- **DATA FOR THIS TASK**:

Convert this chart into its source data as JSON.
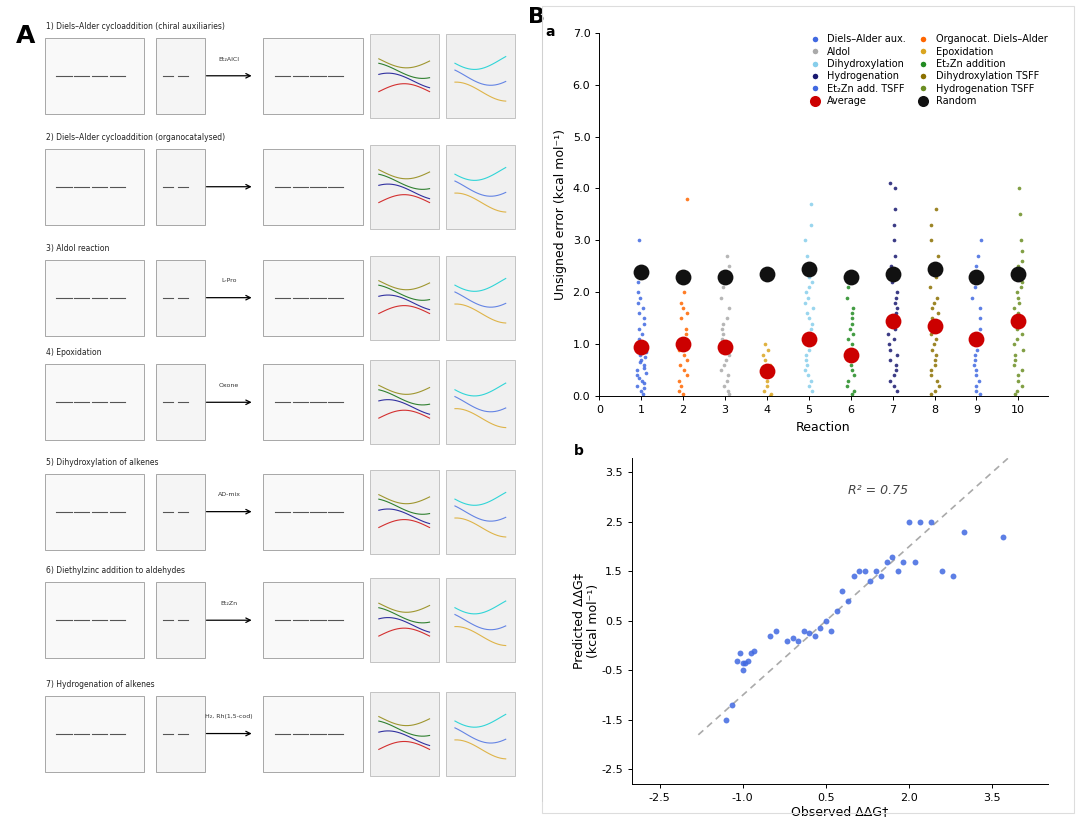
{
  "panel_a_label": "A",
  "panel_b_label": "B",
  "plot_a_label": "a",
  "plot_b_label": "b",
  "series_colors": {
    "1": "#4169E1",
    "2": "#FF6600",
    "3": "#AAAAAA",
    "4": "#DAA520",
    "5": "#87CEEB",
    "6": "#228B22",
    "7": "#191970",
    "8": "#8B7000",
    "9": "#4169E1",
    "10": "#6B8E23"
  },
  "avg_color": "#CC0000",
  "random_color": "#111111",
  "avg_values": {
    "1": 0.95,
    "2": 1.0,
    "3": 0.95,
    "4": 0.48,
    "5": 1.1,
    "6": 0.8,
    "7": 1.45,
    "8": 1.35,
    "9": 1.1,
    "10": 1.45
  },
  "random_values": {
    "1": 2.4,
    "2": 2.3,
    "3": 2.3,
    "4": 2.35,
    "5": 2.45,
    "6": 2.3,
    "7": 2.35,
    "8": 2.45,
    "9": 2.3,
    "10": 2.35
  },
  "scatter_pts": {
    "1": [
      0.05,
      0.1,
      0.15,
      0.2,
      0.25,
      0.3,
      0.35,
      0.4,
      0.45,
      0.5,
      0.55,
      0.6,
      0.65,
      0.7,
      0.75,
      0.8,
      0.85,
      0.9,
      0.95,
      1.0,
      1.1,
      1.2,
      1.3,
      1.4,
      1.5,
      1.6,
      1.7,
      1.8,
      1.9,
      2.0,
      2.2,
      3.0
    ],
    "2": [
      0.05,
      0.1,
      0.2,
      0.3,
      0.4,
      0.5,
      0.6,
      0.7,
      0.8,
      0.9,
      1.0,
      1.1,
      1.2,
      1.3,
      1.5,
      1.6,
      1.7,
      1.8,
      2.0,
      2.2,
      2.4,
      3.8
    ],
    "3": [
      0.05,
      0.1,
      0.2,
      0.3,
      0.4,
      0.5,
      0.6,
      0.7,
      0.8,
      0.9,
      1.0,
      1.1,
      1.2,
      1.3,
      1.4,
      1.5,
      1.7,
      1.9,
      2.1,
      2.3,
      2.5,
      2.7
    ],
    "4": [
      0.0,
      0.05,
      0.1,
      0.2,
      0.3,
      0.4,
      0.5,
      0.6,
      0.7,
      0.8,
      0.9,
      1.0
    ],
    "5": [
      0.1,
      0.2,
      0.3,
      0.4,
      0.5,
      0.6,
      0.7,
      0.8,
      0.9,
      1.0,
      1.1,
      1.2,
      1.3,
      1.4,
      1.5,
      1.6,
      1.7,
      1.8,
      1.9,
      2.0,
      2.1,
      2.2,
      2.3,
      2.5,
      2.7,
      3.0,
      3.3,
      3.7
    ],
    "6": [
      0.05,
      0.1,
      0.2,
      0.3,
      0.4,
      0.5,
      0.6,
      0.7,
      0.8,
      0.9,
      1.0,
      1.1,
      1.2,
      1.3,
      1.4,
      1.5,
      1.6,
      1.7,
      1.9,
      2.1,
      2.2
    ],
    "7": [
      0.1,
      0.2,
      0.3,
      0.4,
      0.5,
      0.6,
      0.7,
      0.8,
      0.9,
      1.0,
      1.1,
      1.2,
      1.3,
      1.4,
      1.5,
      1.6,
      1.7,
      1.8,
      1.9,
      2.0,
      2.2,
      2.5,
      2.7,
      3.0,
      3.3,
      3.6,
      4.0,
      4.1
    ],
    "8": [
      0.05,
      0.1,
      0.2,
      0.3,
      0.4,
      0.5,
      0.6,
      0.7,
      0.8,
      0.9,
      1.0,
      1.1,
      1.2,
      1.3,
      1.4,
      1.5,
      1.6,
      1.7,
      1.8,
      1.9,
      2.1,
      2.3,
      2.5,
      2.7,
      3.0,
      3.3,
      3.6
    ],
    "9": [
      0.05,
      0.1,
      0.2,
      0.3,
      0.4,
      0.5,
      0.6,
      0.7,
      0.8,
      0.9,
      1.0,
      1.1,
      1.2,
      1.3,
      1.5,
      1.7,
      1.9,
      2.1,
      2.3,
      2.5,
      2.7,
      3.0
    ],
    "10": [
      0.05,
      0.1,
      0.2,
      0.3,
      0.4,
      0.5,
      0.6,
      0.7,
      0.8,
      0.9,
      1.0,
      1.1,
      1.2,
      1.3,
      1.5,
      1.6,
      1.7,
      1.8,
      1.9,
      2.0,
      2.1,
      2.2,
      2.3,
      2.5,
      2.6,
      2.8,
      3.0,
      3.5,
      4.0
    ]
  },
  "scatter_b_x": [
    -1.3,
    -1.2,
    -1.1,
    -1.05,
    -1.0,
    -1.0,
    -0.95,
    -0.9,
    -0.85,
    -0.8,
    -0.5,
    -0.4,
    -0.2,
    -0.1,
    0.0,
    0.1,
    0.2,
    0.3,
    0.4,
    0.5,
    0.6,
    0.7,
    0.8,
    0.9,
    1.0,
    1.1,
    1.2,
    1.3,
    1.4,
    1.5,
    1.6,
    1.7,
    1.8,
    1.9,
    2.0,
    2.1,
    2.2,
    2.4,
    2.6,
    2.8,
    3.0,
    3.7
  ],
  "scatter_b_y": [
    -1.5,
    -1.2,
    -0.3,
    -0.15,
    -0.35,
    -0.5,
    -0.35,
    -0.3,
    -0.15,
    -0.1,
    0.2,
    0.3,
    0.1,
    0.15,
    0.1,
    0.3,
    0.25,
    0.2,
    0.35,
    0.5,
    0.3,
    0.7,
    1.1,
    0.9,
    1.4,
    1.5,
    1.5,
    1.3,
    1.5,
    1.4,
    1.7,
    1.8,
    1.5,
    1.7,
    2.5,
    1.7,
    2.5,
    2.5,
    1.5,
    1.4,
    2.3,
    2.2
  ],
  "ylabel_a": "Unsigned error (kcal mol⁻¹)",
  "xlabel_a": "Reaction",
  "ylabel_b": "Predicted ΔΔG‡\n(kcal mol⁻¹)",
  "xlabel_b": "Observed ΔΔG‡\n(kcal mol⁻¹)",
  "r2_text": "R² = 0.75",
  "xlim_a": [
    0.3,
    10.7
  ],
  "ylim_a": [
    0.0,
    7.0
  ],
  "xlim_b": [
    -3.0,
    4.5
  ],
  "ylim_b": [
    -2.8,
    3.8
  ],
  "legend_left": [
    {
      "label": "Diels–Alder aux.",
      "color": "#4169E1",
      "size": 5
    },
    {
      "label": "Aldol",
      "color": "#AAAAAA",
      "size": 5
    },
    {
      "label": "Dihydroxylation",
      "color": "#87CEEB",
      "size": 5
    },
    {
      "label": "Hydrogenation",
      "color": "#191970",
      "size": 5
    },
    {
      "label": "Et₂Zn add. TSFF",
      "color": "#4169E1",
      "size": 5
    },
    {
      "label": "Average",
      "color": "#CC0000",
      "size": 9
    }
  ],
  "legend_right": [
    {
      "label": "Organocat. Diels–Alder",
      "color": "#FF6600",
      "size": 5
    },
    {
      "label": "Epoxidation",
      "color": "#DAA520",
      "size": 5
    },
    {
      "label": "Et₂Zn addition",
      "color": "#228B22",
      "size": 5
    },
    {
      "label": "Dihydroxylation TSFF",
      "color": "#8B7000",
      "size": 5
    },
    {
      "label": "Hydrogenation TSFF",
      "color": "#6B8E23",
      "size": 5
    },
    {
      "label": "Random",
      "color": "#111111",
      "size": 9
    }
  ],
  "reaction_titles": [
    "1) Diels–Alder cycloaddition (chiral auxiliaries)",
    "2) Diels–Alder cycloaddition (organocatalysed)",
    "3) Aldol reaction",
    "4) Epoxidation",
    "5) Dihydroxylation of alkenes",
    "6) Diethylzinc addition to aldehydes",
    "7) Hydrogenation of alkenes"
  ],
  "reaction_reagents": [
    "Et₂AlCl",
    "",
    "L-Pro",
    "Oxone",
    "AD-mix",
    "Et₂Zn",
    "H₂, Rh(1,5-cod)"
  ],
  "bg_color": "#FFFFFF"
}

- **WHAT NEEDS TO BE DONE**: Track down the lines that include the word "kcal" and copy them.

- **TASK RESPONSE**:
  "ylabel_a": "Unsigned error (kcal mol⁻¹)",
  "ylabel_b": "Predicted ΔΔG‡\n(kcal mol⁻¹)",
  "xlabel_b": "Observed ΔΔG‡\n(kcal mol⁻¹)",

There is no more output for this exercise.